--- What you need to do ---
Wherever the string "Vegas" occurs in a line of these records, report that line.

--- Records shown ---
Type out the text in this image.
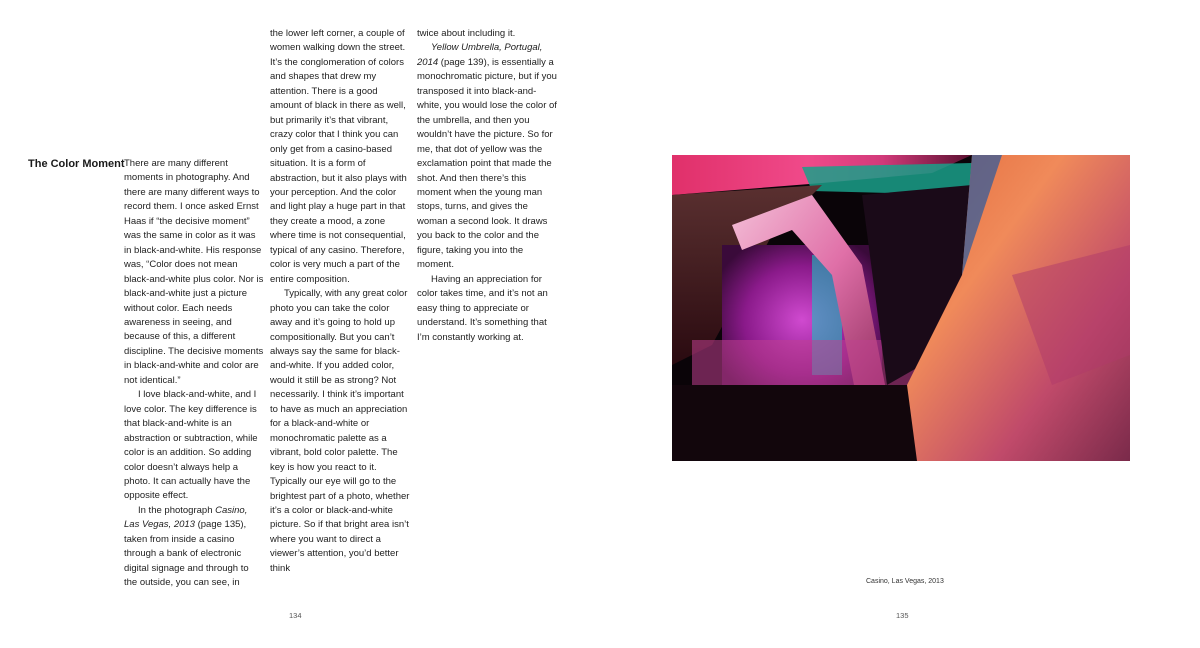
The Color Moment There are many different moments in photography. And there are many different ways to record them. I once asked Ernst Haas if “the decisive moment” was the same in color as it was in black-and-white. His response was, “Color does not mean black-and-white plus color. Nor is black-and-white just a picture without color. Each needs awareness in seeing, and because of this, a different discipline. The decisive moments in black-and-white and color are not identical.”

I love black-and-white, and I love color. The key difference is that black-and-white is an abstraction or subtraction, while color is an addition. So adding color doesn’t always help a photo. It can actually have the opposite effect.

In the photograph Casino, Las Vegas, 2013 (page 135), taken from inside a casino through a bank of electronic digital signage and through to the outside, you can see, in

the lower left corner, a couple of women walking down the street. It’s the conglomeration of colors and shapes that drew my attention. There is a good amount of black in there as well, but primarily it’s that vibrant, crazy color that I think you can only get from a casino-based situation. It is a form of abstraction, but it also plays with your perception. And the color and light play a huge part in that they create a mood, a zone where time is not consequential, typical of any casino. Therefore, color is very much a part of the entire composition.

Typically, with any great color photo you can take the color away and it’s going to hold up compositionally. But you can’t always say the same for black-and-white. If you added color, would it still be as strong? Not necessarily. I think it’s important to have as much an appreciation for a black-and-white or monochromatic palette as a vibrant, bold color palette. The key is how you react to it. Typically our eye will go to the brightest part of a photo, whether it’s a color or black-and-white picture. So if that bright area isn’t where you want to direct a viewer’s attention, you’d better think

twice about including it.

Yellow Umbrella, Portugal, 2014 (page 139), is essentially a monochromatic picture, but if you transposed it into black-and-white, you would lose the color of the umbrella, and then you wouldn’t have the picture. So for me, that dot of yellow was the exclamation point that made the shot. And then there’s this moment when the young man stops, turns, and gives the woman a second look. It draws you back to the color and the figure, taking you into the moment.

Having an appreciation for color takes time, and it’s not an easy thing to appreciate or understand. It’s something that I’m constantly working at.

134
Casino, Las Vegas, 2013
135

--- Task answer ---
In the photograph Casino, Las Vegas, 2013 (page 135), taken from inside a casino through a bank of electronic digital signage and through to the outside, you can see, in
Casino, Las Vegas, 2013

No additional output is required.